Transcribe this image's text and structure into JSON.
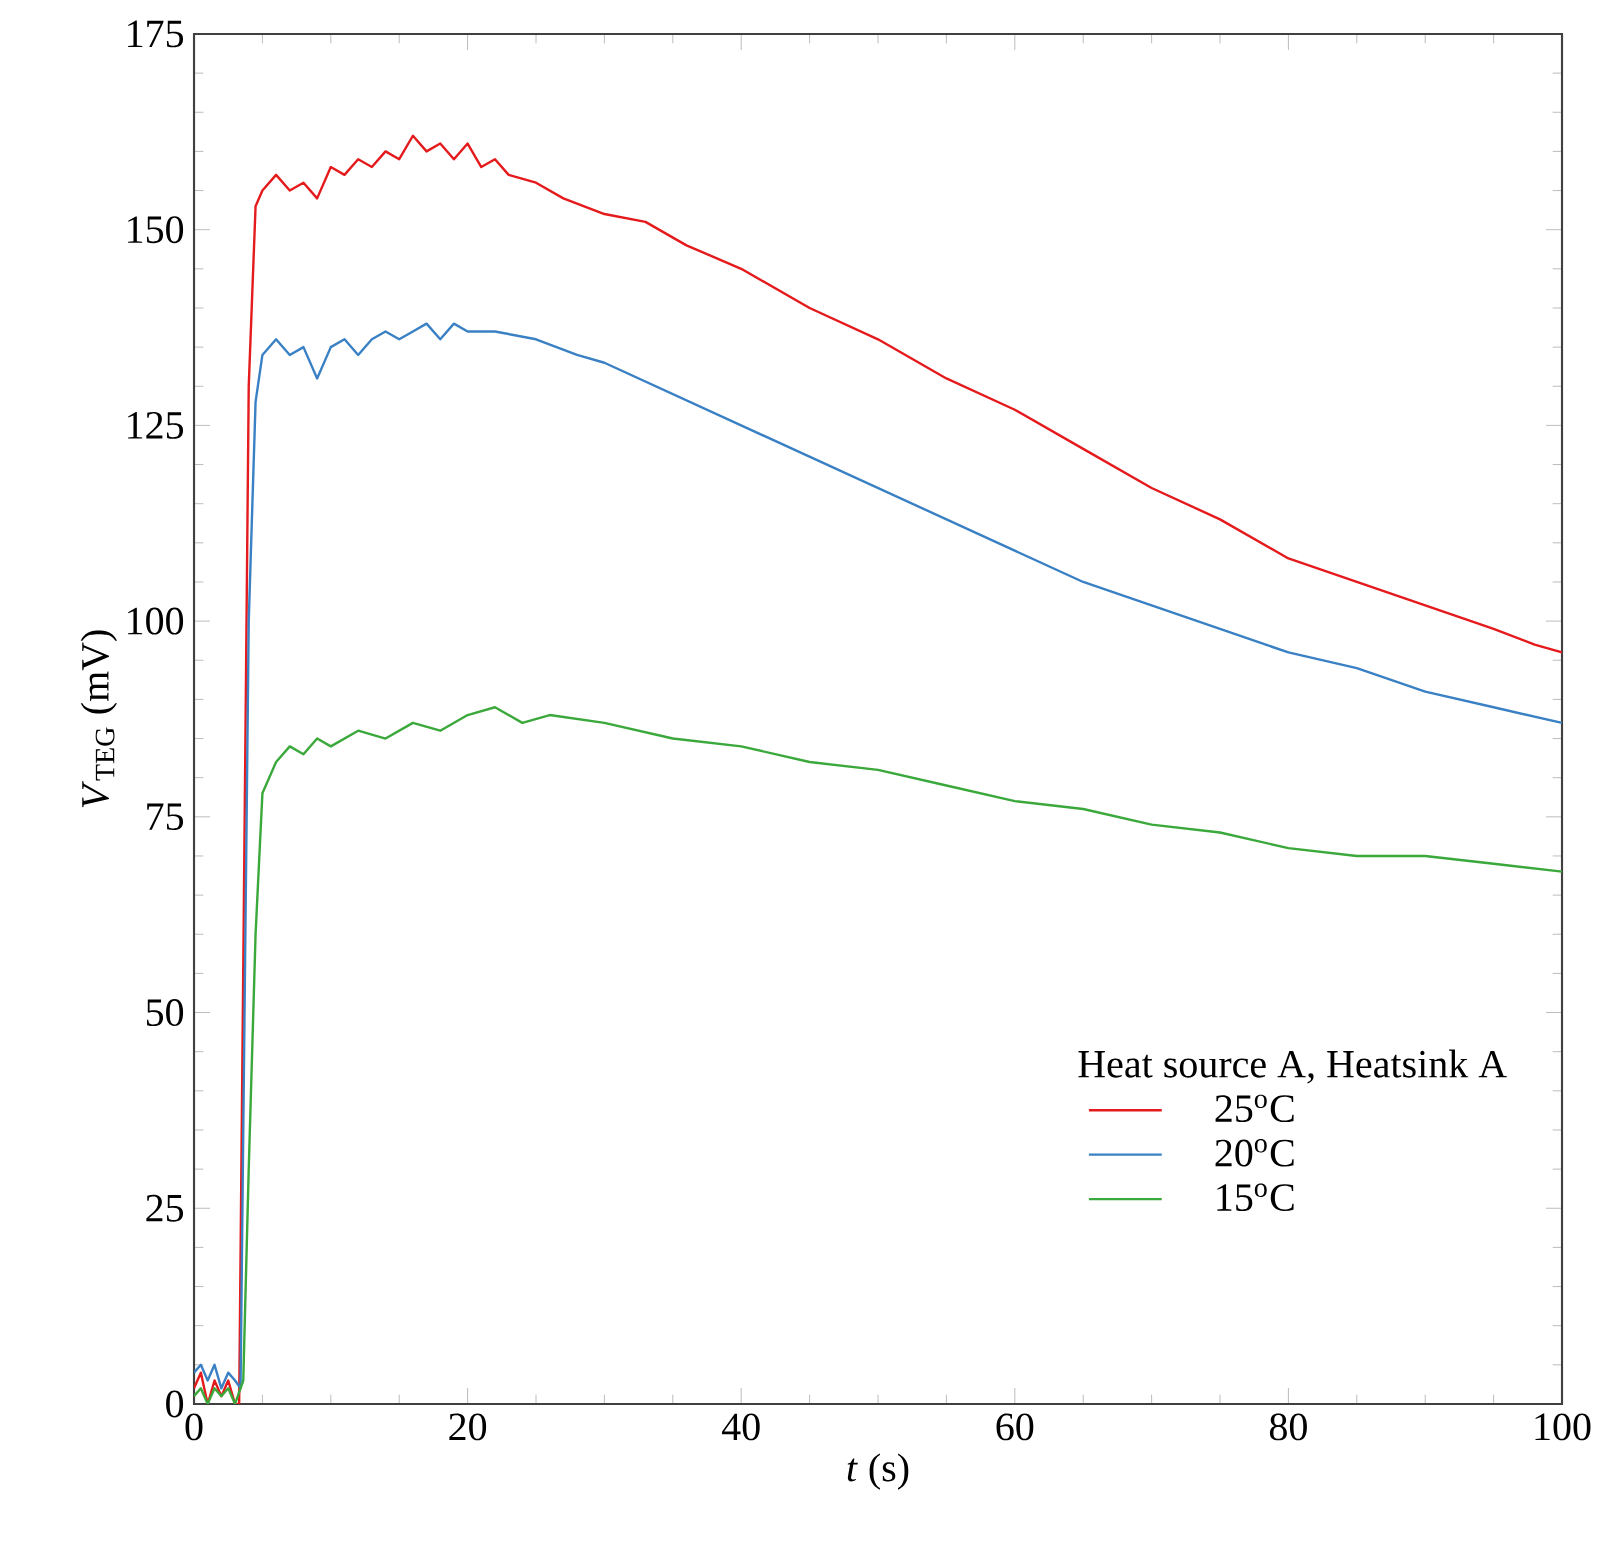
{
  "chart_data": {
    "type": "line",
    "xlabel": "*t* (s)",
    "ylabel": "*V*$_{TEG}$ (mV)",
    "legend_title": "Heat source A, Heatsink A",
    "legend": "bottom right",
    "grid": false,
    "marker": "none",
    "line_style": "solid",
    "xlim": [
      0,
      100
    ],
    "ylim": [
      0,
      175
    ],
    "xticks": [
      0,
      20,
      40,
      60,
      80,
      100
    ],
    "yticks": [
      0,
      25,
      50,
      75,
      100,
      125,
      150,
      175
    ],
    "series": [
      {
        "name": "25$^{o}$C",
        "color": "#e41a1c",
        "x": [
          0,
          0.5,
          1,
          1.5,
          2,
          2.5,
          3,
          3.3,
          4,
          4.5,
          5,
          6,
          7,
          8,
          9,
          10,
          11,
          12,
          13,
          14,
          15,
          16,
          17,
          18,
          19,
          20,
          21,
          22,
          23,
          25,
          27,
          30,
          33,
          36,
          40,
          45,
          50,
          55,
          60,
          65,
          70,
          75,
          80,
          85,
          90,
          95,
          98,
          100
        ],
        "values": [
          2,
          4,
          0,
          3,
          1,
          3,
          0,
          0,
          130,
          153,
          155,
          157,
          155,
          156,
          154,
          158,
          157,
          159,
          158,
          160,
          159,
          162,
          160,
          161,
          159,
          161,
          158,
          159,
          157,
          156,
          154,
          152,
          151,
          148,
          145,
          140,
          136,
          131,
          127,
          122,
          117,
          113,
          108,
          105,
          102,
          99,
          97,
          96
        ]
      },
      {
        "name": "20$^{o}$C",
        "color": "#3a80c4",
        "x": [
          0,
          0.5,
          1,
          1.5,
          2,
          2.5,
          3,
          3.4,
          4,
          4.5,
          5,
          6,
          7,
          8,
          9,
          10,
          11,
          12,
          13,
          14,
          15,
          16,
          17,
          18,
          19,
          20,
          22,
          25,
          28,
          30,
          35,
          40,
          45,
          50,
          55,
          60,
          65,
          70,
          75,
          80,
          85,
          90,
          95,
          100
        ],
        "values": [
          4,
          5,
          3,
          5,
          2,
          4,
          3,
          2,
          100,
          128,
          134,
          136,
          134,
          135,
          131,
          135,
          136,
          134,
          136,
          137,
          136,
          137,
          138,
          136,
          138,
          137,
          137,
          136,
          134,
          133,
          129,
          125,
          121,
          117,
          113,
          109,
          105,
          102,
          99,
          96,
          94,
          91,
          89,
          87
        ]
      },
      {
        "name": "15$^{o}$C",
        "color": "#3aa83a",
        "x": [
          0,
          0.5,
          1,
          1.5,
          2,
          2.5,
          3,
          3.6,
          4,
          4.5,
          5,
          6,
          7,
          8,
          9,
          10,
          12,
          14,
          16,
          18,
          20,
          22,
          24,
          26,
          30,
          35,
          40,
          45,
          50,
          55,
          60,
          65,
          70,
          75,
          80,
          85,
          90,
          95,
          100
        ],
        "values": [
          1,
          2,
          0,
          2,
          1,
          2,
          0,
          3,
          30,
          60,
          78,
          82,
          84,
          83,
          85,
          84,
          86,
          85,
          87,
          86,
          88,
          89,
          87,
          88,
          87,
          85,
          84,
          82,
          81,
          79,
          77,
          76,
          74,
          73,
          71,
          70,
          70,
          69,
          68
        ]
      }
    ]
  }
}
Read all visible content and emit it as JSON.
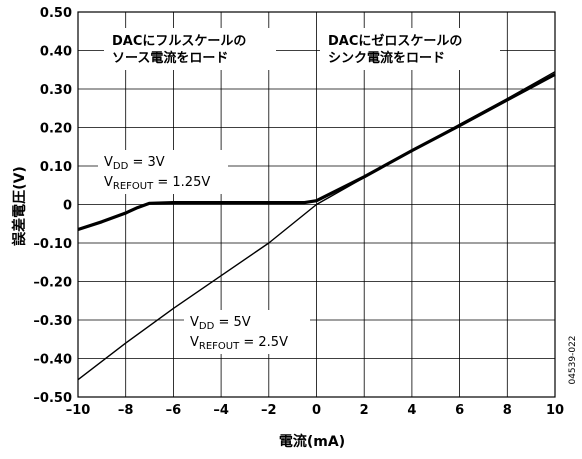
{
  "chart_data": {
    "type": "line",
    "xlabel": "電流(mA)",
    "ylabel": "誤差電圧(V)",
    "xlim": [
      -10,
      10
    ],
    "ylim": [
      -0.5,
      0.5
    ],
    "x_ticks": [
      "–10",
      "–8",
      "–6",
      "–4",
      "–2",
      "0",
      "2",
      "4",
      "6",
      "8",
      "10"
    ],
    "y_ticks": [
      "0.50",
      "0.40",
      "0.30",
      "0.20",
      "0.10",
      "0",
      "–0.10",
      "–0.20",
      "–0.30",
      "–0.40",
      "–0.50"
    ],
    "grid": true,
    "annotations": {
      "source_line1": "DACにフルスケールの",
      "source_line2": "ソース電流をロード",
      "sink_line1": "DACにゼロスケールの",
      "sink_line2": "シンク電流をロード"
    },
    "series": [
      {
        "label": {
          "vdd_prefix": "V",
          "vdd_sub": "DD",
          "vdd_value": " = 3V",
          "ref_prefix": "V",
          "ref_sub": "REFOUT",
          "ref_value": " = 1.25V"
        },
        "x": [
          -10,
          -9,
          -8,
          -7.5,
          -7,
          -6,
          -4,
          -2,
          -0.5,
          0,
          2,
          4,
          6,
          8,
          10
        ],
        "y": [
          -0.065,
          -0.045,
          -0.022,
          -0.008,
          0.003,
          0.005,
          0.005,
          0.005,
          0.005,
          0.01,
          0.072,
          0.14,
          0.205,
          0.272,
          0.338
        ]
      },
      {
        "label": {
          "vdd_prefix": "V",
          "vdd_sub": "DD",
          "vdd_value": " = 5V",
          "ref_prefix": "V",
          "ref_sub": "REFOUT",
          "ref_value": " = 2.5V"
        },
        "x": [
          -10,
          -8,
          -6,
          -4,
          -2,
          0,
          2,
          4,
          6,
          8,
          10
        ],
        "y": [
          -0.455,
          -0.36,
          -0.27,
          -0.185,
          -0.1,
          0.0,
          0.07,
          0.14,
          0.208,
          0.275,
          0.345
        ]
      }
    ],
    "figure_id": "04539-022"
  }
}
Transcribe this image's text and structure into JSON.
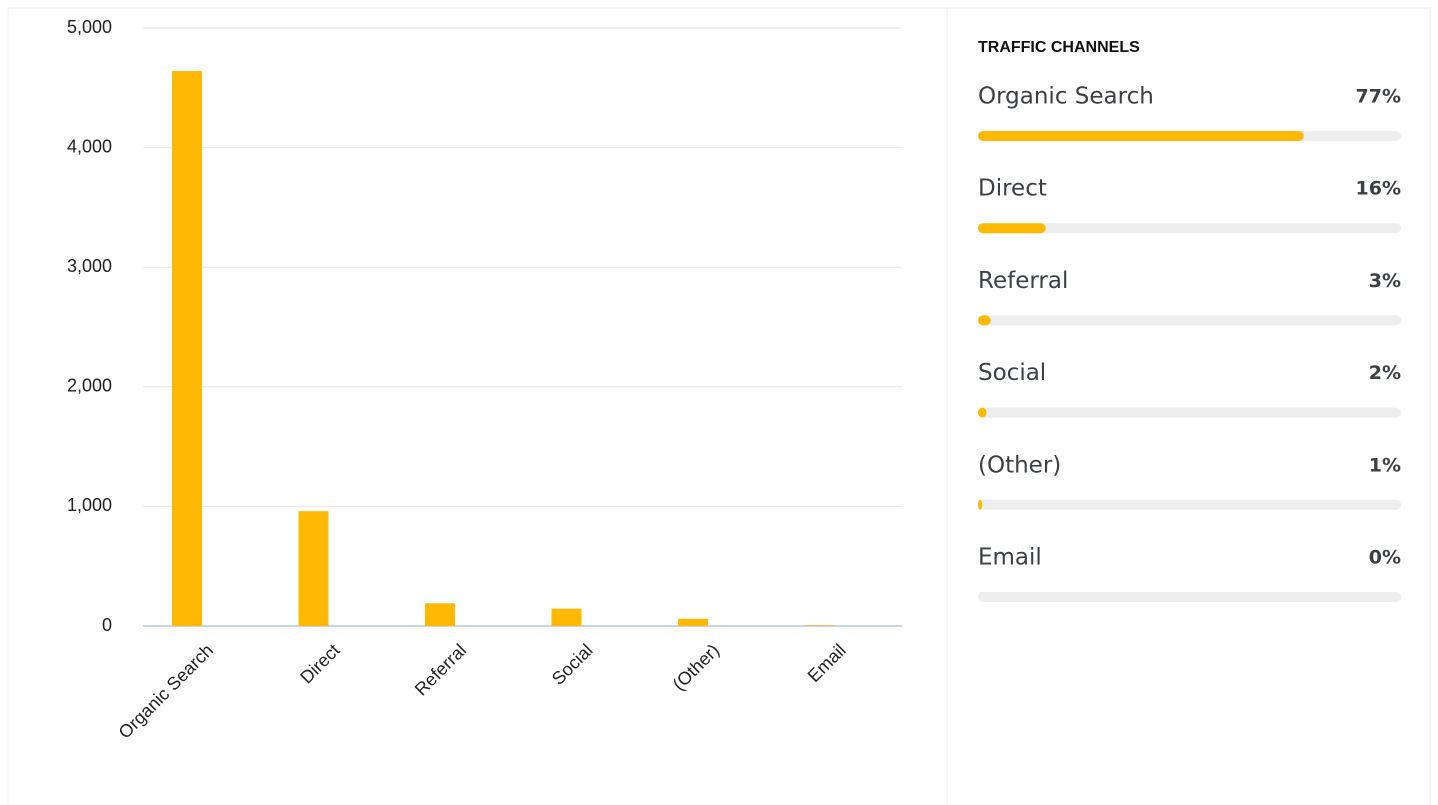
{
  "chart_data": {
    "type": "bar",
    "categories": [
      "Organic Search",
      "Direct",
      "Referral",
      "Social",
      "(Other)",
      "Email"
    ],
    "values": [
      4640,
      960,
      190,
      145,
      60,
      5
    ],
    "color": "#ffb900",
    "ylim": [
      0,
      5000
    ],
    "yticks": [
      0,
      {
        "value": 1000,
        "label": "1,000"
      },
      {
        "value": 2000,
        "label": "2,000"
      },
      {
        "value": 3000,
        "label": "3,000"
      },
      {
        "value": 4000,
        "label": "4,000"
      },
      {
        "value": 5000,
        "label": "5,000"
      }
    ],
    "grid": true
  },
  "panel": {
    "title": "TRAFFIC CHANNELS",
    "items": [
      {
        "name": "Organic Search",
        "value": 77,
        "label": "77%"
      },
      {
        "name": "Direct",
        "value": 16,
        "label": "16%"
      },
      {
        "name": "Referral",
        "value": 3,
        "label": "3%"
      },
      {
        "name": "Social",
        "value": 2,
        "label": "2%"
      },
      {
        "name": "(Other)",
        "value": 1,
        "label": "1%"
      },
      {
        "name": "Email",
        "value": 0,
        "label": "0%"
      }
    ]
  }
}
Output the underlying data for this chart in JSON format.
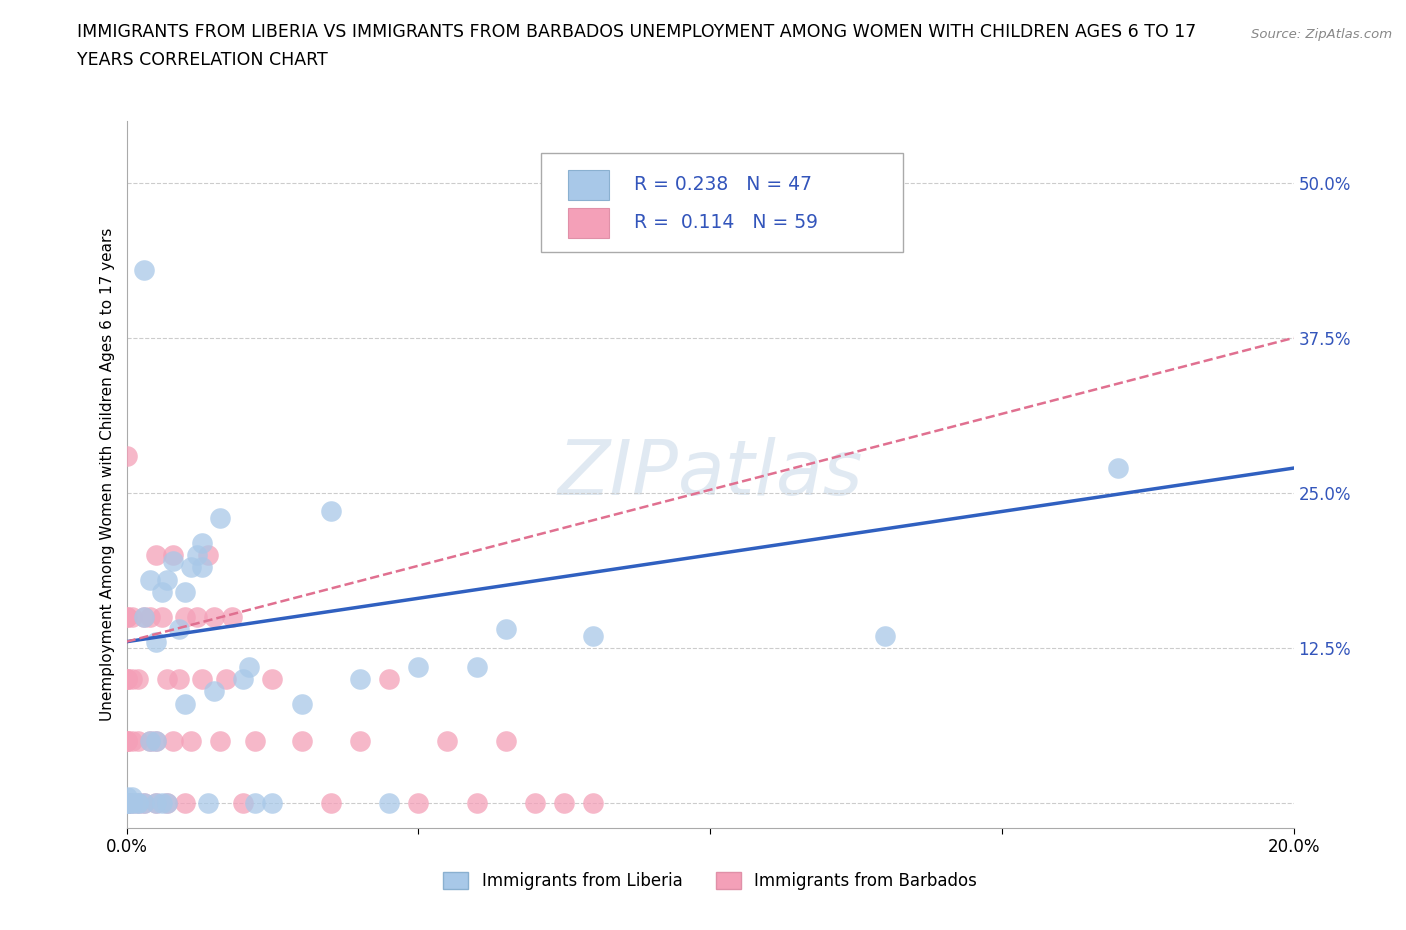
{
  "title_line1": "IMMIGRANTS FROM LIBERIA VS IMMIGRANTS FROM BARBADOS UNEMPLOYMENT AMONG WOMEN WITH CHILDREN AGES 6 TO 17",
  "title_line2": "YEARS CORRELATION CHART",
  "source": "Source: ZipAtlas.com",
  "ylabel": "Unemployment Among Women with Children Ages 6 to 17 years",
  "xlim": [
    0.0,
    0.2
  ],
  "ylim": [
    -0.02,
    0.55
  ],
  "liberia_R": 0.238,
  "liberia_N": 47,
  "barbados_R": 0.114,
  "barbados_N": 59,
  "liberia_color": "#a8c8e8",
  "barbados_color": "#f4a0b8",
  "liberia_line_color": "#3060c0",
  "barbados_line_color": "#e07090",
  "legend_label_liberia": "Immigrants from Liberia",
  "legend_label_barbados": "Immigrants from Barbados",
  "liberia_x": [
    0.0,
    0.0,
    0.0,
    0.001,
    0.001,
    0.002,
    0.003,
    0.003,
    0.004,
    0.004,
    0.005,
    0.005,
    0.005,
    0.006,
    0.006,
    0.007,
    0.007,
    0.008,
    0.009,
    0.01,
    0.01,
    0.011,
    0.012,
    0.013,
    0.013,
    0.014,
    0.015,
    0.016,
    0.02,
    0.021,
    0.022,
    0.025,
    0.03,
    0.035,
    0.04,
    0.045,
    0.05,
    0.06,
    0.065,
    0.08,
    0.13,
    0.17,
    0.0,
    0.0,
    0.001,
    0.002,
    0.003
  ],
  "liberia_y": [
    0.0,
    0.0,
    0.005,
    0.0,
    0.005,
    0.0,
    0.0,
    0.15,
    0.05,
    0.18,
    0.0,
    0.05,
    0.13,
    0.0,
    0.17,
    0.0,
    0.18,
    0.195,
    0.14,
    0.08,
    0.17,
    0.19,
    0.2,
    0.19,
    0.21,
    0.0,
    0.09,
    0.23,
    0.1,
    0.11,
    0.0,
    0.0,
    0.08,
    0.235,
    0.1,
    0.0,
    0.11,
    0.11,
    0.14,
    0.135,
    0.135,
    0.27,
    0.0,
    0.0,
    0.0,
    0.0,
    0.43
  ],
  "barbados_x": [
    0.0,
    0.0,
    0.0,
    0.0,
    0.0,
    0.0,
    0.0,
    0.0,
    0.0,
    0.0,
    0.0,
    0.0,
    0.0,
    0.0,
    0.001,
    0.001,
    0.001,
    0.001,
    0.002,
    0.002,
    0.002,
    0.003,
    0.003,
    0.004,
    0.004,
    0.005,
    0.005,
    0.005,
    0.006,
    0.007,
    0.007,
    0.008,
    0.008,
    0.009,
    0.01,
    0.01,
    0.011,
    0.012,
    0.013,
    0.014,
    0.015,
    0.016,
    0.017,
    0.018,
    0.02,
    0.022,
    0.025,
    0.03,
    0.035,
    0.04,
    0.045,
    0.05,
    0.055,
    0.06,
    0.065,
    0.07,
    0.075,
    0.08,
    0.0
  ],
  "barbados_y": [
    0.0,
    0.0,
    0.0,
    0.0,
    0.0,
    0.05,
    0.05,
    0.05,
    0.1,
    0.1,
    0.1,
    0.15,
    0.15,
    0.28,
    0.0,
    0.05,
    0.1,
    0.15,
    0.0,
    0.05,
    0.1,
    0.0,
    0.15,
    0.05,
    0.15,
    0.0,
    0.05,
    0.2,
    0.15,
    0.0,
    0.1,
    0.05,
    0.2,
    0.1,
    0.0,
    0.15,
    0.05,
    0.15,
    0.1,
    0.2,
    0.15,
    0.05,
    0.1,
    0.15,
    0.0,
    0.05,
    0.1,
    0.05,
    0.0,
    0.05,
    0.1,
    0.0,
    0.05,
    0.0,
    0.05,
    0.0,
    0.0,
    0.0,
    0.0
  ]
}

### What is asked
Copy each line above that contains the word "JSON".

### Solution for this task
Transcribe this image's text and structure into JSON.
Read all visible content and emit it as JSON.
Transcribe this image's text and structure into JSON.
Output the underlying data for this chart in JSON format.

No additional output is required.